What you are asked to do:
Repeat the full listing below verbatim and keep the images out.
--- Start of Entries ---
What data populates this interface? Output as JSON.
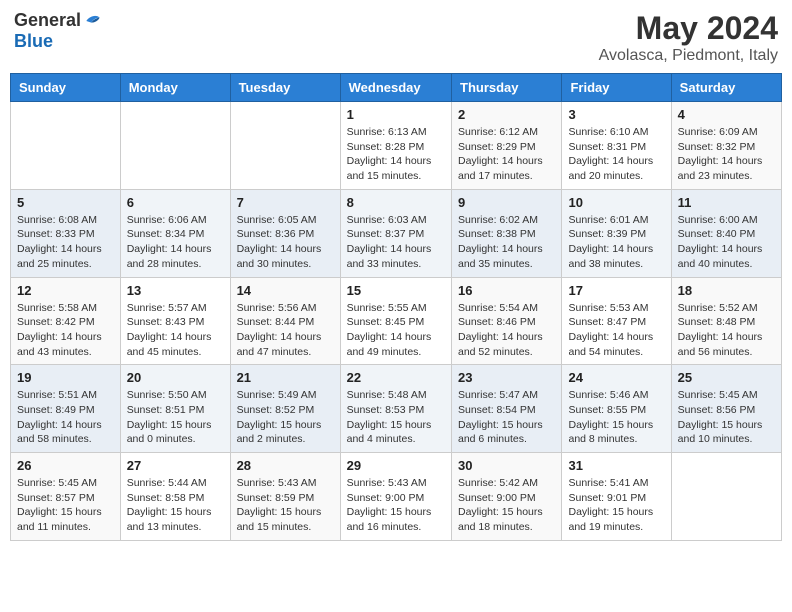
{
  "header": {
    "logo_general": "General",
    "logo_blue": "Blue",
    "month_title": "May 2024",
    "location": "Avolasca, Piedmont, Italy"
  },
  "weekdays": [
    "Sunday",
    "Monday",
    "Tuesday",
    "Wednesday",
    "Thursday",
    "Friday",
    "Saturday"
  ],
  "weeks": [
    [
      {
        "day": "",
        "info": ""
      },
      {
        "day": "",
        "info": ""
      },
      {
        "day": "",
        "info": ""
      },
      {
        "day": "1",
        "info": "Sunrise: 6:13 AM\nSunset: 8:28 PM\nDaylight: 14 hours\nand 15 minutes."
      },
      {
        "day": "2",
        "info": "Sunrise: 6:12 AM\nSunset: 8:29 PM\nDaylight: 14 hours\nand 17 minutes."
      },
      {
        "day": "3",
        "info": "Sunrise: 6:10 AM\nSunset: 8:31 PM\nDaylight: 14 hours\nand 20 minutes."
      },
      {
        "day": "4",
        "info": "Sunrise: 6:09 AM\nSunset: 8:32 PM\nDaylight: 14 hours\nand 23 minutes."
      }
    ],
    [
      {
        "day": "5",
        "info": "Sunrise: 6:08 AM\nSunset: 8:33 PM\nDaylight: 14 hours\nand 25 minutes."
      },
      {
        "day": "6",
        "info": "Sunrise: 6:06 AM\nSunset: 8:34 PM\nDaylight: 14 hours\nand 28 minutes."
      },
      {
        "day": "7",
        "info": "Sunrise: 6:05 AM\nSunset: 8:36 PM\nDaylight: 14 hours\nand 30 minutes."
      },
      {
        "day": "8",
        "info": "Sunrise: 6:03 AM\nSunset: 8:37 PM\nDaylight: 14 hours\nand 33 minutes."
      },
      {
        "day": "9",
        "info": "Sunrise: 6:02 AM\nSunset: 8:38 PM\nDaylight: 14 hours\nand 35 minutes."
      },
      {
        "day": "10",
        "info": "Sunrise: 6:01 AM\nSunset: 8:39 PM\nDaylight: 14 hours\nand 38 minutes."
      },
      {
        "day": "11",
        "info": "Sunrise: 6:00 AM\nSunset: 8:40 PM\nDaylight: 14 hours\nand 40 minutes."
      }
    ],
    [
      {
        "day": "12",
        "info": "Sunrise: 5:58 AM\nSunset: 8:42 PM\nDaylight: 14 hours\nand 43 minutes."
      },
      {
        "day": "13",
        "info": "Sunrise: 5:57 AM\nSunset: 8:43 PM\nDaylight: 14 hours\nand 45 minutes."
      },
      {
        "day": "14",
        "info": "Sunrise: 5:56 AM\nSunset: 8:44 PM\nDaylight: 14 hours\nand 47 minutes."
      },
      {
        "day": "15",
        "info": "Sunrise: 5:55 AM\nSunset: 8:45 PM\nDaylight: 14 hours\nand 49 minutes."
      },
      {
        "day": "16",
        "info": "Sunrise: 5:54 AM\nSunset: 8:46 PM\nDaylight: 14 hours\nand 52 minutes."
      },
      {
        "day": "17",
        "info": "Sunrise: 5:53 AM\nSunset: 8:47 PM\nDaylight: 14 hours\nand 54 minutes."
      },
      {
        "day": "18",
        "info": "Sunrise: 5:52 AM\nSunset: 8:48 PM\nDaylight: 14 hours\nand 56 minutes."
      }
    ],
    [
      {
        "day": "19",
        "info": "Sunrise: 5:51 AM\nSunset: 8:49 PM\nDaylight: 14 hours\nand 58 minutes."
      },
      {
        "day": "20",
        "info": "Sunrise: 5:50 AM\nSunset: 8:51 PM\nDaylight: 15 hours\nand 0 minutes."
      },
      {
        "day": "21",
        "info": "Sunrise: 5:49 AM\nSunset: 8:52 PM\nDaylight: 15 hours\nand 2 minutes."
      },
      {
        "day": "22",
        "info": "Sunrise: 5:48 AM\nSunset: 8:53 PM\nDaylight: 15 hours\nand 4 minutes."
      },
      {
        "day": "23",
        "info": "Sunrise: 5:47 AM\nSunset: 8:54 PM\nDaylight: 15 hours\nand 6 minutes."
      },
      {
        "day": "24",
        "info": "Sunrise: 5:46 AM\nSunset: 8:55 PM\nDaylight: 15 hours\nand 8 minutes."
      },
      {
        "day": "25",
        "info": "Sunrise: 5:45 AM\nSunset: 8:56 PM\nDaylight: 15 hours\nand 10 minutes."
      }
    ],
    [
      {
        "day": "26",
        "info": "Sunrise: 5:45 AM\nSunset: 8:57 PM\nDaylight: 15 hours\nand 11 minutes."
      },
      {
        "day": "27",
        "info": "Sunrise: 5:44 AM\nSunset: 8:58 PM\nDaylight: 15 hours\nand 13 minutes."
      },
      {
        "day": "28",
        "info": "Sunrise: 5:43 AM\nSunset: 8:59 PM\nDaylight: 15 hours\nand 15 minutes."
      },
      {
        "day": "29",
        "info": "Sunrise: 5:43 AM\nSunset: 9:00 PM\nDaylight: 15 hours\nand 16 minutes."
      },
      {
        "day": "30",
        "info": "Sunrise: 5:42 AM\nSunset: 9:00 PM\nDaylight: 15 hours\nand 18 minutes."
      },
      {
        "day": "31",
        "info": "Sunrise: 5:41 AM\nSunset: 9:01 PM\nDaylight: 15 hours\nand 19 minutes."
      },
      {
        "day": "",
        "info": ""
      }
    ]
  ]
}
--- End of Entries ---
Output of the task:
What data populates this interface? Output as JSON.
{
  "header": {
    "logo_general": "General",
    "logo_blue": "Blue",
    "month_title": "May 2024",
    "location": "Avolasca, Piedmont, Italy"
  },
  "weekdays": [
    "Sunday",
    "Monday",
    "Tuesday",
    "Wednesday",
    "Thursday",
    "Friday",
    "Saturday"
  ],
  "weeks": [
    [
      {
        "day": "",
        "info": ""
      },
      {
        "day": "",
        "info": ""
      },
      {
        "day": "",
        "info": ""
      },
      {
        "day": "1",
        "info": "Sunrise: 6:13 AM\nSunset: 8:28 PM\nDaylight: 14 hours\nand 15 minutes."
      },
      {
        "day": "2",
        "info": "Sunrise: 6:12 AM\nSunset: 8:29 PM\nDaylight: 14 hours\nand 17 minutes."
      },
      {
        "day": "3",
        "info": "Sunrise: 6:10 AM\nSunset: 8:31 PM\nDaylight: 14 hours\nand 20 minutes."
      },
      {
        "day": "4",
        "info": "Sunrise: 6:09 AM\nSunset: 8:32 PM\nDaylight: 14 hours\nand 23 minutes."
      }
    ],
    [
      {
        "day": "5",
        "info": "Sunrise: 6:08 AM\nSunset: 8:33 PM\nDaylight: 14 hours\nand 25 minutes."
      },
      {
        "day": "6",
        "info": "Sunrise: 6:06 AM\nSunset: 8:34 PM\nDaylight: 14 hours\nand 28 minutes."
      },
      {
        "day": "7",
        "info": "Sunrise: 6:05 AM\nSunset: 8:36 PM\nDaylight: 14 hours\nand 30 minutes."
      },
      {
        "day": "8",
        "info": "Sunrise: 6:03 AM\nSunset: 8:37 PM\nDaylight: 14 hours\nand 33 minutes."
      },
      {
        "day": "9",
        "info": "Sunrise: 6:02 AM\nSunset: 8:38 PM\nDaylight: 14 hours\nand 35 minutes."
      },
      {
        "day": "10",
        "info": "Sunrise: 6:01 AM\nSunset: 8:39 PM\nDaylight: 14 hours\nand 38 minutes."
      },
      {
        "day": "11",
        "info": "Sunrise: 6:00 AM\nSunset: 8:40 PM\nDaylight: 14 hours\nand 40 minutes."
      }
    ],
    [
      {
        "day": "12",
        "info": "Sunrise: 5:58 AM\nSunset: 8:42 PM\nDaylight: 14 hours\nand 43 minutes."
      },
      {
        "day": "13",
        "info": "Sunrise: 5:57 AM\nSunset: 8:43 PM\nDaylight: 14 hours\nand 45 minutes."
      },
      {
        "day": "14",
        "info": "Sunrise: 5:56 AM\nSunset: 8:44 PM\nDaylight: 14 hours\nand 47 minutes."
      },
      {
        "day": "15",
        "info": "Sunrise: 5:55 AM\nSunset: 8:45 PM\nDaylight: 14 hours\nand 49 minutes."
      },
      {
        "day": "16",
        "info": "Sunrise: 5:54 AM\nSunset: 8:46 PM\nDaylight: 14 hours\nand 52 minutes."
      },
      {
        "day": "17",
        "info": "Sunrise: 5:53 AM\nSunset: 8:47 PM\nDaylight: 14 hours\nand 54 minutes."
      },
      {
        "day": "18",
        "info": "Sunrise: 5:52 AM\nSunset: 8:48 PM\nDaylight: 14 hours\nand 56 minutes."
      }
    ],
    [
      {
        "day": "19",
        "info": "Sunrise: 5:51 AM\nSunset: 8:49 PM\nDaylight: 14 hours\nand 58 minutes."
      },
      {
        "day": "20",
        "info": "Sunrise: 5:50 AM\nSunset: 8:51 PM\nDaylight: 15 hours\nand 0 minutes."
      },
      {
        "day": "21",
        "info": "Sunrise: 5:49 AM\nSunset: 8:52 PM\nDaylight: 15 hours\nand 2 minutes."
      },
      {
        "day": "22",
        "info": "Sunrise: 5:48 AM\nSunset: 8:53 PM\nDaylight: 15 hours\nand 4 minutes."
      },
      {
        "day": "23",
        "info": "Sunrise: 5:47 AM\nSunset: 8:54 PM\nDaylight: 15 hours\nand 6 minutes."
      },
      {
        "day": "24",
        "info": "Sunrise: 5:46 AM\nSunset: 8:55 PM\nDaylight: 15 hours\nand 8 minutes."
      },
      {
        "day": "25",
        "info": "Sunrise: 5:45 AM\nSunset: 8:56 PM\nDaylight: 15 hours\nand 10 minutes."
      }
    ],
    [
      {
        "day": "26",
        "info": "Sunrise: 5:45 AM\nSunset: 8:57 PM\nDaylight: 15 hours\nand 11 minutes."
      },
      {
        "day": "27",
        "info": "Sunrise: 5:44 AM\nSunset: 8:58 PM\nDaylight: 15 hours\nand 13 minutes."
      },
      {
        "day": "28",
        "info": "Sunrise: 5:43 AM\nSunset: 8:59 PM\nDaylight: 15 hours\nand 15 minutes."
      },
      {
        "day": "29",
        "info": "Sunrise: 5:43 AM\nSunset: 9:00 PM\nDaylight: 15 hours\nand 16 minutes."
      },
      {
        "day": "30",
        "info": "Sunrise: 5:42 AM\nSunset: 9:00 PM\nDaylight: 15 hours\nand 18 minutes."
      },
      {
        "day": "31",
        "info": "Sunrise: 5:41 AM\nSunset: 9:01 PM\nDaylight: 15 hours\nand 19 minutes."
      },
      {
        "day": "",
        "info": ""
      }
    ]
  ]
}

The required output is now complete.